#### [WHAT YOU WILL DO]
Reproduce the material word for word; the images stay out.

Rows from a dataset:
....

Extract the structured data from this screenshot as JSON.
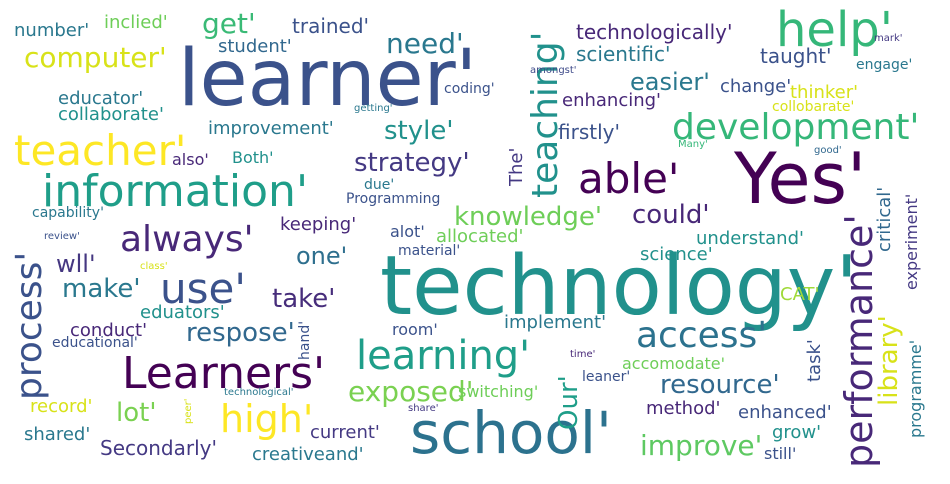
{
  "words": [
    {
      "text": "learner'",
      "color": "#3b528b"
    },
    {
      "text": "technology'",
      "color": "#21918c"
    },
    {
      "text": "Yes'",
      "color": "#440154"
    },
    {
      "text": "school'",
      "color": "#2c728e"
    },
    {
      "text": "information'",
      "color": "#1f9e89"
    },
    {
      "text": "Learners'",
      "color": "#440154"
    },
    {
      "text": "help'",
      "color": "#35b779"
    },
    {
      "text": "able'",
      "color": "#440154"
    },
    {
      "text": "teacher'",
      "color": "#fde725"
    },
    {
      "text": "use'",
      "color": "#3b528b"
    },
    {
      "text": "learning'",
      "color": "#1f9e89"
    },
    {
      "text": "development'",
      "color": "#35b779"
    },
    {
      "text": "always'",
      "color": "#482878"
    },
    {
      "text": "high'",
      "color": "#fde725"
    },
    {
      "text": "access'",
      "color": "#2c728e"
    },
    {
      "text": "performance'",
      "color": "#482878"
    },
    {
      "text": "teaching'",
      "color": "#21918c"
    },
    {
      "text": "process'",
      "color": "#3b528b"
    },
    {
      "text": "computer'",
      "color": "#d8e219"
    },
    {
      "text": "need'",
      "color": "#2a788e"
    },
    {
      "text": "get'",
      "color": "#3aba76"
    },
    {
      "text": "exposed'",
      "color": "#7ad151"
    },
    {
      "text": "improve'",
      "color": "#5ec962"
    },
    {
      "text": "resource'",
      "color": "#31688e"
    },
    {
      "text": "strategy'",
      "color": "#443983"
    },
    {
      "text": "knowledge'",
      "color": "#6ece58"
    },
    {
      "text": "respose'",
      "color": "#31688e"
    },
    {
      "text": "could'",
      "color": "#482878"
    },
    {
      "text": "style'",
      "color": "#21918c"
    },
    {
      "text": "lot'",
      "color": "#7ad151"
    },
    {
      "text": "make'",
      "color": "#2a788e"
    },
    {
      "text": "take'",
      "color": "#472d7b"
    },
    {
      "text": "wll'",
      "color": "#453781"
    },
    {
      "text": "one'",
      "color": "#2e6f8e"
    },
    {
      "text": "easier'",
      "color": "#2a788e"
    },
    {
      "text": "Our'",
      "color": "#1f9e89"
    },
    {
      "text": "library'",
      "color": "#d8e219"
    },
    {
      "text": "trained'",
      "color": "#3b528b"
    },
    {
      "text": "technologically'",
      "color": "#482878"
    },
    {
      "text": "scientific'",
      "color": "#2a788e"
    },
    {
      "text": "taught'",
      "color": "#3b528b"
    },
    {
      "text": "number'",
      "color": "#2a788e"
    },
    {
      "text": "inclied'",
      "color": "#6ece58"
    },
    {
      "text": "student'",
      "color": "#31688e"
    },
    {
      "text": "educator'",
      "color": "#2a788e"
    },
    {
      "text": "collaborate'",
      "color": "#21918c"
    },
    {
      "text": "improvement'",
      "color": "#2a788e"
    },
    {
      "text": "firstly'",
      "color": "#3b528b"
    },
    {
      "text": "enhancing'",
      "color": "#482878"
    },
    {
      "text": "change'",
      "color": "#3b528b"
    },
    {
      "text": "thinker'",
      "color": "#d8e219"
    },
    {
      "text": "collobarate'",
      "color": "#d8e219"
    },
    {
      "text": "engage'",
      "color": "#2a788e"
    },
    {
      "text": "mark'",
      "color": "#443983"
    },
    {
      "text": "amongst'",
      "color": "#3e4a89"
    },
    {
      "text": "getting'",
      "color": "#2a788e"
    },
    {
      "text": "coding'",
      "color": "#3b528b"
    },
    {
      "text": "also'",
      "color": "#482878"
    },
    {
      "text": "Both'",
      "color": "#21918c"
    },
    {
      "text": "The'",
      "color": "#443983"
    },
    {
      "text": "due'",
      "color": "#2a788e"
    },
    {
      "text": "Programming",
      "color": "#3b528b"
    },
    {
      "text": "Many'",
      "color": "#35b779"
    },
    {
      "text": "good'",
      "color": "#31688e"
    },
    {
      "text": "critical'",
      "color": "#31688e"
    },
    {
      "text": "experiment'",
      "color": "#443983"
    },
    {
      "text": "capability'",
      "color": "#2a788e"
    },
    {
      "text": "review'",
      "color": "#3b528b"
    },
    {
      "text": "keeping'",
      "color": "#482878"
    },
    {
      "text": "alot'",
      "color": "#3b528b"
    },
    {
      "text": "allocated'",
      "color": "#6ece58"
    },
    {
      "text": "understand'",
      "color": "#21918c"
    },
    {
      "text": "material'",
      "color": "#3b528b"
    },
    {
      "text": "science'",
      "color": "#21918c"
    },
    {
      "text": "class'",
      "color": "#d8e219"
    },
    {
      "text": "eduators'",
      "color": "#21918c"
    },
    {
      "text": "CAT'",
      "color": "#a0da39"
    },
    {
      "text": "programme'",
      "color": "#2a788e"
    },
    {
      "text": "conduct'",
      "color": "#482878"
    },
    {
      "text": "educational'",
      "color": "#3b528b"
    },
    {
      "text": "room'",
      "color": "#3b528b"
    },
    {
      "text": "implement'",
      "color": "#2a788e"
    },
    {
      "text": "hand'",
      "color": "#3b528b"
    },
    {
      "text": "accomodate'",
      "color": "#6ece58"
    },
    {
      "text": "task'",
      "color": "#3b528b"
    },
    {
      "text": "time'",
      "color": "#482878"
    },
    {
      "text": "leaner'",
      "color": "#3b528b"
    },
    {
      "text": "switching'",
      "color": "#6ece58"
    },
    {
      "text": "technological'",
      "color": "#2a788e"
    },
    {
      "text": "record'",
      "color": "#d8e219"
    },
    {
      "text": "peer'",
      "color": "#d8e219"
    },
    {
      "text": "share'",
      "color": "#443983"
    },
    {
      "text": "method'",
      "color": "#482878"
    },
    {
      "text": "enhanced'",
      "color": "#3b528b"
    },
    {
      "text": "shared'",
      "color": "#2a788e"
    },
    {
      "text": "current'",
      "color": "#443983"
    },
    {
      "text": "grow'",
      "color": "#21918c"
    },
    {
      "text": "Secondarly'",
      "color": "#443983"
    },
    {
      "text": "creativeand'",
      "color": "#2a788e"
    },
    {
      "text": "still'",
      "color": "#3b528b"
    }
  ]
}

....

#### [EXERCISE RESPONSE]
Extract the structured data from this screenshot as JSON.
{
  "words": [
    {
      "text": "learner'",
      "color": "#3b528b"
    },
    {
      "text": "technology'",
      "color": "#21918c"
    },
    {
      "text": "Yes'",
      "color": "#440154"
    },
    {
      "text": "school'",
      "color": "#2c728e"
    },
    {
      "text": "information'",
      "color": "#1f9e89"
    },
    {
      "text": "Learners'",
      "color": "#440154"
    },
    {
      "text": "help'",
      "color": "#35b779"
    },
    {
      "text": "able'",
      "color": "#440154"
    },
    {
      "text": "teacher'",
      "color": "#fde725"
    },
    {
      "text": "use'",
      "color": "#3b528b"
    },
    {
      "text": "learning'",
      "color": "#1f9e89"
    },
    {
      "text": "development'",
      "color": "#35b779"
    },
    {
      "text": "always'",
      "color": "#482878"
    },
    {
      "text": "high'",
      "color": "#fde725"
    },
    {
      "text": "access'",
      "color": "#2c728e"
    },
    {
      "text": "performance'",
      "color": "#482878"
    },
    {
      "text": "teaching'",
      "color": "#21918c"
    },
    {
      "text": "process'",
      "color": "#3b528b"
    },
    {
      "text": "computer'",
      "color": "#d8e219"
    },
    {
      "text": "need'",
      "color": "#2a788e"
    },
    {
      "text": "get'",
      "color": "#3aba76"
    },
    {
      "text": "exposed'",
      "color": "#7ad151"
    },
    {
      "text": "improve'",
      "color": "#5ec962"
    },
    {
      "text": "resource'",
      "color": "#31688e"
    },
    {
      "text": "strategy'",
      "color": "#443983"
    },
    {
      "text": "knowledge'",
      "color": "#6ece58"
    },
    {
      "text": "respose'",
      "color": "#31688e"
    },
    {
      "text": "could'",
      "color": "#482878"
    },
    {
      "text": "style'",
      "color": "#21918c"
    },
    {
      "text": "lot'",
      "color": "#7ad151"
    },
    {
      "text": "make'",
      "color": "#2a788e"
    },
    {
      "text": "take'",
      "color": "#472d7b"
    },
    {
      "text": "wll'",
      "color": "#453781"
    },
    {
      "text": "one'",
      "color": "#2e6f8e"
    },
    {
      "text": "easier'",
      "color": "#2a788e"
    },
    {
      "text": "Our'",
      "color": "#1f9e89"
    },
    {
      "text": "library'",
      "color": "#d8e219"
    },
    {
      "text": "trained'",
      "color": "#3b528b"
    },
    {
      "text": "technologically'",
      "color": "#482878"
    },
    {
      "text": "scientific'",
      "color": "#2a788e"
    },
    {
      "text": "taught'",
      "color": "#3b528b"
    },
    {
      "text": "number'",
      "color": "#2a788e"
    },
    {
      "text": "inclied'",
      "color": "#6ece58"
    },
    {
      "text": "student'",
      "color": "#31688e"
    },
    {
      "text": "educator'",
      "color": "#2a788e"
    },
    {
      "text": "collaborate'",
      "color": "#21918c"
    },
    {
      "text": "improvement'",
      "color": "#2a788e"
    },
    {
      "text": "firstly'",
      "color": "#3b528b"
    },
    {
      "text": "enhancing'",
      "color": "#482878"
    },
    {
      "text": "change'",
      "color": "#3b528b"
    },
    {
      "text": "thinker'",
      "color": "#d8e219"
    },
    {
      "text": "collobarate'",
      "color": "#d8e219"
    },
    {
      "text": "engage'",
      "color": "#2a788e"
    },
    {
      "text": "mark'",
      "color": "#443983"
    },
    {
      "text": "amongst'",
      "color": "#3e4a89"
    },
    {
      "text": "getting'",
      "color": "#2a788e"
    },
    {
      "text": "coding'",
      "color": "#3b528b"
    },
    {
      "text": "also'",
      "color": "#482878"
    },
    {
      "text": "Both'",
      "color": "#21918c"
    },
    {
      "text": "The'",
      "color": "#443983"
    },
    {
      "text": "due'",
      "color": "#2a788e"
    },
    {
      "text": "Programming",
      "color": "#3b528b"
    },
    {
      "text": "Many'",
      "color": "#35b779"
    },
    {
      "text": "good'",
      "color": "#31688e"
    },
    {
      "text": "critical'",
      "color": "#31688e"
    },
    {
      "text": "experiment'",
      "color": "#443983"
    },
    {
      "text": "capability'",
      "color": "#2a788e"
    },
    {
      "text": "review'",
      "color": "#3b528b"
    },
    {
      "text": "keeping'",
      "color": "#482878"
    },
    {
      "text": "alot'",
      "color": "#3b528b"
    },
    {
      "text": "allocated'",
      "color": "#6ece58"
    },
    {
      "text": "understand'",
      "color": "#21918c"
    },
    {
      "text": "material'",
      "color": "#3b528b"
    },
    {
      "text": "science'",
      "color": "#21918c"
    },
    {
      "text": "class'",
      "color": "#d8e219"
    },
    {
      "text": "eduators'",
      "color": "#21918c"
    },
    {
      "text": "CAT'",
      "color": "#a0da39"
    },
    {
      "text": "programme'",
      "color": "#2a788e"
    },
    {
      "text": "conduct'",
      "color": "#482878"
    },
    {
      "text": "educational'",
      "color": "#3b528b"
    },
    {
      "text": "room'",
      "color": "#3b528b"
    },
    {
      "text": "implement'",
      "color": "#2a788e"
    },
    {
      "text": "hand'",
      "color": "#3b528b"
    },
    {
      "text": "accomodate'",
      "color": "#6ece58"
    },
    {
      "text": "task'",
      "color": "#3b528b"
    },
    {
      "text": "time'",
      "color": "#482878"
    },
    {
      "text": "leaner'",
      "color": "#3b528b"
    },
    {
      "text": "switching'",
      "color": "#6ece58"
    },
    {
      "text": "technological'",
      "color": "#2a788e"
    },
    {
      "text": "record'",
      "color": "#d8e219"
    },
    {
      "text": "peer'",
      "color": "#d8e219"
    },
    {
      "text": "share'",
      "color": "#443983"
    },
    {
      "text": "method'",
      "color": "#482878"
    },
    {
      "text": "enhanced'",
      "color": "#3b528b"
    },
    {
      "text": "shared'",
      "color": "#2a788e"
    },
    {
      "text": "current'",
      "color": "#443983"
    },
    {
      "text": "grow'",
      "color": "#21918c"
    },
    {
      "text": "Secondarly'",
      "color": "#443983"
    },
    {
      "text": "creativeand'",
      "color": "#2a788e"
    },
    {
      "text": "still'",
      "color": "#3b528b"
    }
  ]
}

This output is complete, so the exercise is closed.